◆ Task prompt
Extract every record, exactly as written, and ignore the pictures.

◆ Available data
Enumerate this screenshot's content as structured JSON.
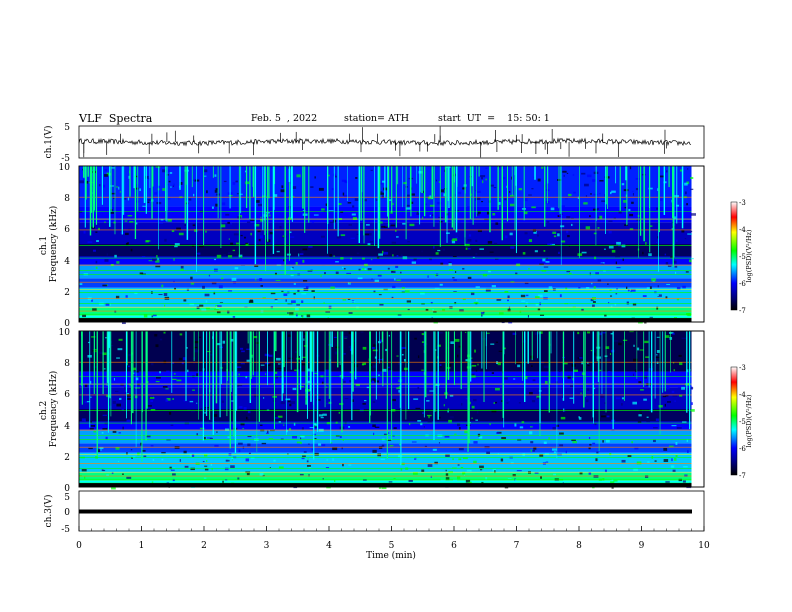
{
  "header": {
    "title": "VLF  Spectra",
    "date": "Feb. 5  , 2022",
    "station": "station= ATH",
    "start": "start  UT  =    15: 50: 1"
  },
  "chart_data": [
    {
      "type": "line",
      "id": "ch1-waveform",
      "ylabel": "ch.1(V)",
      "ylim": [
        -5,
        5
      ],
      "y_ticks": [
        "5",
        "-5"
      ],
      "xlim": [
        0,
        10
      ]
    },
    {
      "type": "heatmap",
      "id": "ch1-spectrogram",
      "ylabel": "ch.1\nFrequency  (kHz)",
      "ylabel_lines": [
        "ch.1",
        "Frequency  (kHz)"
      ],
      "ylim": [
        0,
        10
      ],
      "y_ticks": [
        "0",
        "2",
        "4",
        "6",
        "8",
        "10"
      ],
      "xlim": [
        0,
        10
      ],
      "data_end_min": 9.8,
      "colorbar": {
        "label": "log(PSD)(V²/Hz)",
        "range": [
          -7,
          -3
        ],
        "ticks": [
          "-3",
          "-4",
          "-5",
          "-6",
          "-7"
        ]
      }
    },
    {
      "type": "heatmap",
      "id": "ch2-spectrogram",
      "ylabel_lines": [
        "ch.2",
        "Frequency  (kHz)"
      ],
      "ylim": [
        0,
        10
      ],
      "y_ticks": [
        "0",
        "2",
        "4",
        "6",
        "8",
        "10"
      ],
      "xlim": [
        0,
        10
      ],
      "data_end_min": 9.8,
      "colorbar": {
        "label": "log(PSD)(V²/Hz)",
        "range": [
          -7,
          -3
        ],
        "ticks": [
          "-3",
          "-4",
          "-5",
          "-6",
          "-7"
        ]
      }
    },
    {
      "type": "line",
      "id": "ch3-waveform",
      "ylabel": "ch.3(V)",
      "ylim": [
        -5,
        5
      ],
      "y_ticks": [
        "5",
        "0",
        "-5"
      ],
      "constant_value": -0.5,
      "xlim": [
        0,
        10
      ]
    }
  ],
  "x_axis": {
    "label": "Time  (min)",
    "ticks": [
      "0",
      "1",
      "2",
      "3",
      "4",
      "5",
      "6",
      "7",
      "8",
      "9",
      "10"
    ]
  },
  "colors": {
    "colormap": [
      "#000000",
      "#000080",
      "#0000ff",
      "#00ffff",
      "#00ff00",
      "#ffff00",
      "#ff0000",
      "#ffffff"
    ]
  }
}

◆ Task answer
Enumerate this screenshot's content as structured JSON.
{
  "header": {
    "title": "VLF  Spectra",
    "date": "Feb. 5  , 2022",
    "station": "station= ATH",
    "start": "start  UT  =    15: 50: 1"
  },
  "chart_data": [
    {
      "type": "line",
      "id": "ch1-waveform",
      "ylabel": "ch.1(V)",
      "ylim": [
        -5,
        5
      ],
      "y_ticks": [
        "5",
        "-5"
      ],
      "xlim": [
        0,
        10
      ]
    },
    {
      "type": "heatmap",
      "id": "ch1-spectrogram",
      "ylabel": "ch.1\nFrequency  (kHz)",
      "ylabel_lines": [
        "ch.1",
        "Frequency  (kHz)"
      ],
      "ylim": [
        0,
        10
      ],
      "y_ticks": [
        "0",
        "2",
        "4",
        "6",
        "8",
        "10"
      ],
      "xlim": [
        0,
        10
      ],
      "data_end_min": 9.8,
      "colorbar": {
        "label": "log(PSD)(V²/Hz)",
        "range": [
          -7,
          -3
        ],
        "ticks": [
          "-3",
          "-4",
          "-5",
          "-6",
          "-7"
        ]
      }
    },
    {
      "type": "heatmap",
      "id": "ch2-spectrogram",
      "ylabel_lines": [
        "ch.2",
        "Frequency  (kHz)"
      ],
      "ylim": [
        0,
        10
      ],
      "y_ticks": [
        "0",
        "2",
        "4",
        "6",
        "8",
        "10"
      ],
      "xlim": [
        0,
        10
      ],
      "data_end_min": 9.8,
      "colorbar": {
        "label": "log(PSD)(V²/Hz)",
        "range": [
          -7,
          -3
        ],
        "ticks": [
          "-3",
          "-4",
          "-5",
          "-6",
          "-7"
        ]
      }
    },
    {
      "type": "line",
      "id": "ch3-waveform",
      "ylabel": "ch.3(V)",
      "ylim": [
        -5,
        5
      ],
      "y_ticks": [
        "5",
        "0",
        "-5"
      ],
      "constant_value": -0.5,
      "xlim": [
        0,
        10
      ]
    }
  ],
  "x_axis": {
    "label": "Time  (min)",
    "ticks": [
      "0",
      "1",
      "2",
      "3",
      "4",
      "5",
      "6",
      "7",
      "8",
      "9",
      "10"
    ]
  },
  "colors": {
    "colormap": [
      "#000000",
      "#000080",
      "#0000ff",
      "#00ffff",
      "#00ff00",
      "#ffff00",
      "#ff0000",
      "#ffffff"
    ]
  }
}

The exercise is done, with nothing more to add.